THE PROBLEM:
From the listing below, pull out all lines with "name" in them.

━━ ITEMS ━━

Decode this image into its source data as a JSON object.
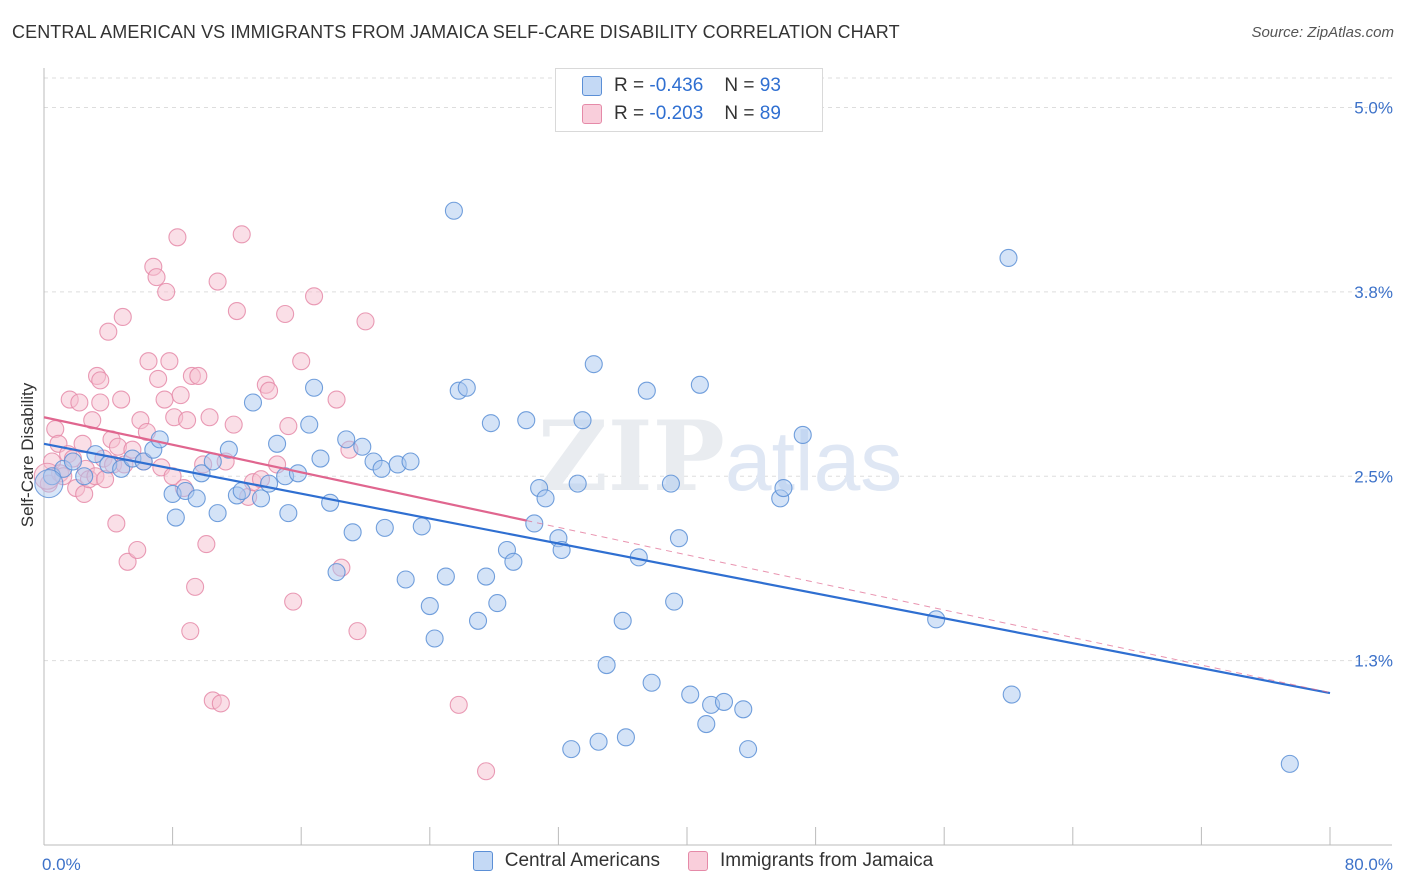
{
  "header": {
    "title": "CENTRAL AMERICAN VS IMMIGRANTS FROM JAMAICA SELF-CARE DISABILITY CORRELATION CHART",
    "source": "Source: ZipAtlas.com"
  },
  "legend": {
    "rows": [
      {
        "r_label": "R =",
        "r_value": "-0.436",
        "n_label": "N =",
        "n_value": "93"
      },
      {
        "r_label": "R =",
        "r_value": "-0.203",
        "n_label": "N =",
        "n_value": "89"
      }
    ]
  },
  "colors": {
    "blue_fill": "#a9c8f0",
    "blue_stroke": "#5b8fd6",
    "blue_line": "#2f6fd1",
    "pink_fill": "#f6bfd0",
    "pink_stroke": "#e58aa8",
    "pink_line": "#e0668f",
    "tick_text": "#3d72c9",
    "grid": "#dddddd"
  },
  "chart_data": {
    "type": "scatter",
    "title": "CENTRAL AMERICAN VS IMMIGRANTS FROM JAMAICA SELF-CARE DISABILITY CORRELATION CHART",
    "xlabel": "",
    "ylabel": "Self-Care Disability",
    "xlim": [
      0,
      80
    ],
    "ylim": [
      0.0,
      5.2
    ],
    "x_tick_labels": [
      "0.0%",
      "80.0%"
    ],
    "y_ticks": [
      1.25,
      2.5,
      3.75,
      5.0
    ],
    "y_tick_labels": [
      "1.3%",
      "2.5%",
      "3.8%",
      "5.0%"
    ],
    "grid": true,
    "legend_position": "top-center",
    "watermark": "ZIPatlas",
    "series": [
      {
        "name": "Central Americans",
        "color": "#5b8fd6",
        "trend": {
          "x0": 0,
          "y0": 2.72,
          "x1": 80,
          "y1": 1.03
        },
        "points": [
          [
            0.5,
            2.5
          ],
          [
            1.2,
            2.55
          ],
          [
            1.8,
            2.6
          ],
          [
            2.5,
            2.5
          ],
          [
            3.2,
            2.65
          ],
          [
            4.0,
            2.58
          ],
          [
            4.8,
            2.55
          ],
          [
            5.5,
            2.62
          ],
          [
            6.2,
            2.6
          ],
          [
            6.8,
            2.68
          ],
          [
            7.2,
            2.75
          ],
          [
            8.0,
            2.38
          ],
          [
            8.2,
            2.22
          ],
          [
            8.8,
            2.4
          ],
          [
            9.5,
            2.35
          ],
          [
            9.8,
            2.52
          ],
          [
            10.5,
            2.6
          ],
          [
            10.8,
            2.25
          ],
          [
            11.5,
            2.68
          ],
          [
            12.0,
            2.37
          ],
          [
            12.3,
            2.4
          ],
          [
            13.0,
            3.0
          ],
          [
            13.5,
            2.35
          ],
          [
            14.0,
            2.45
          ],
          [
            14.5,
            2.72
          ],
          [
            15.0,
            2.5
          ],
          [
            15.2,
            2.25
          ],
          [
            15.8,
            2.52
          ],
          [
            16.5,
            2.85
          ],
          [
            16.8,
            3.1
          ],
          [
            17.2,
            2.62
          ],
          [
            17.8,
            2.32
          ],
          [
            18.2,
            1.85
          ],
          [
            18.8,
            2.75
          ],
          [
            19.2,
            2.12
          ],
          [
            19.8,
            2.7
          ],
          [
            20.5,
            2.6
          ],
          [
            21.0,
            2.55
          ],
          [
            21.2,
            2.15
          ],
          [
            22.0,
            2.58
          ],
          [
            22.5,
            1.8
          ],
          [
            22.8,
            2.6
          ],
          [
            23.5,
            2.16
          ],
          [
            24.0,
            1.62
          ],
          [
            24.3,
            1.4
          ],
          [
            25.0,
            1.82
          ],
          [
            25.5,
            4.3
          ],
          [
            25.8,
            3.08
          ],
          [
            26.3,
            3.1
          ],
          [
            27.0,
            1.52
          ],
          [
            27.5,
            1.82
          ],
          [
            27.8,
            2.86
          ],
          [
            28.2,
            1.64
          ],
          [
            28.8,
            2.0
          ],
          [
            29.2,
            1.92
          ],
          [
            30.0,
            2.88
          ],
          [
            30.5,
            2.18
          ],
          [
            30.8,
            2.42
          ],
          [
            31.2,
            2.35
          ],
          [
            32.0,
            2.08
          ],
          [
            32.2,
            2.0
          ],
          [
            32.8,
            0.65
          ],
          [
            33.2,
            2.45
          ],
          [
            33.5,
            2.88
          ],
          [
            34.2,
            3.26
          ],
          [
            34.5,
            0.7
          ],
          [
            35.0,
            1.22
          ],
          [
            36.0,
            1.52
          ],
          [
            36.2,
            0.73
          ],
          [
            37.0,
            1.95
          ],
          [
            37.5,
            3.08
          ],
          [
            37.8,
            1.1
          ],
          [
            39.0,
            2.45
          ],
          [
            39.5,
            2.08
          ],
          [
            39.2,
            1.65
          ],
          [
            40.2,
            1.02
          ],
          [
            40.8,
            3.12
          ],
          [
            41.2,
            0.82
          ],
          [
            41.5,
            0.95
          ],
          [
            42.3,
            0.97
          ],
          [
            43.5,
            0.92
          ],
          [
            43.8,
            0.65
          ],
          [
            45.8,
            2.35
          ],
          [
            46.0,
            2.42
          ],
          [
            47.2,
            2.78
          ],
          [
            55.5,
            1.53
          ],
          [
            60.0,
            3.98
          ],
          [
            60.2,
            1.02
          ],
          [
            77.5,
            0.55
          ]
        ]
      },
      {
        "name": "Immigrants from Jamaica",
        "color": "#e58aa8",
        "trend": {
          "x0": 0,
          "y0": 2.9,
          "x1": 30,
          "y1": 2.2
        },
        "points": [
          [
            0.3,
            2.45
          ],
          [
            0.5,
            2.6
          ],
          [
            0.7,
            2.82
          ],
          [
            0.9,
            2.72
          ],
          [
            1.0,
            2.52
          ],
          [
            1.2,
            2.5
          ],
          [
            1.5,
            2.65
          ],
          [
            1.6,
            3.02
          ],
          [
            1.8,
            2.62
          ],
          [
            2.0,
            2.42
          ],
          [
            2.2,
            3.0
          ],
          [
            2.4,
            2.72
          ],
          [
            2.5,
            2.38
          ],
          [
            2.6,
            2.55
          ],
          [
            2.8,
            2.48
          ],
          [
            3.0,
            2.88
          ],
          [
            3.2,
            2.5
          ],
          [
            3.3,
            3.18
          ],
          [
            3.5,
            3.15
          ],
          [
            3.5,
            3.0
          ],
          [
            3.7,
            2.62
          ],
          [
            3.8,
            2.48
          ],
          [
            4.0,
            3.48
          ],
          [
            4.2,
            2.75
          ],
          [
            4.3,
            2.58
          ],
          [
            4.5,
            2.18
          ],
          [
            4.6,
            2.7
          ],
          [
            4.8,
            3.02
          ],
          [
            4.9,
            3.58
          ],
          [
            5.0,
            2.58
          ],
          [
            5.2,
            1.92
          ],
          [
            5.5,
            2.68
          ],
          [
            5.8,
            2.0
          ],
          [
            6.0,
            2.88
          ],
          [
            6.2,
            2.6
          ],
          [
            6.4,
            2.8
          ],
          [
            6.5,
            3.28
          ],
          [
            6.8,
            3.92
          ],
          [
            7.0,
            3.85
          ],
          [
            7.1,
            3.16
          ],
          [
            7.3,
            2.56
          ],
          [
            7.5,
            3.02
          ],
          [
            7.6,
            3.75
          ],
          [
            7.8,
            3.28
          ],
          [
            8.0,
            2.5
          ],
          [
            8.1,
            2.9
          ],
          [
            8.3,
            4.12
          ],
          [
            8.5,
            3.05
          ],
          [
            8.7,
            2.42
          ],
          [
            8.9,
            2.88
          ],
          [
            9.1,
            1.45
          ],
          [
            9.2,
            3.18
          ],
          [
            9.4,
            1.75
          ],
          [
            9.6,
            3.18
          ],
          [
            9.9,
            2.58
          ],
          [
            10.1,
            2.04
          ],
          [
            10.3,
            2.9
          ],
          [
            10.5,
            0.98
          ],
          [
            10.8,
            3.82
          ],
          [
            11.0,
            0.96
          ],
          [
            11.3,
            2.6
          ],
          [
            11.8,
            2.85
          ],
          [
            12.0,
            3.62
          ],
          [
            12.3,
            4.14
          ],
          [
            12.7,
            2.36
          ],
          [
            13.0,
            2.46
          ],
          [
            13.5,
            2.48
          ],
          [
            13.8,
            3.12
          ],
          [
            14.0,
            3.08
          ],
          [
            14.5,
            2.58
          ],
          [
            15.0,
            3.6
          ],
          [
            15.2,
            2.84
          ],
          [
            15.5,
            1.65
          ],
          [
            16.0,
            3.28
          ],
          [
            16.8,
            3.72
          ],
          [
            18.2,
            3.02
          ],
          [
            18.5,
            1.88
          ],
          [
            19.0,
            2.68
          ],
          [
            19.5,
            1.45
          ],
          [
            20.0,
            3.55
          ],
          [
            25.8,
            0.95
          ],
          [
            27.5,
            0.5
          ]
        ]
      }
    ]
  }
}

━━━

SOLUTION TO THE PROBLEM:
        "name": "Central Americans",
        "name": "Immigrants from Jamaica",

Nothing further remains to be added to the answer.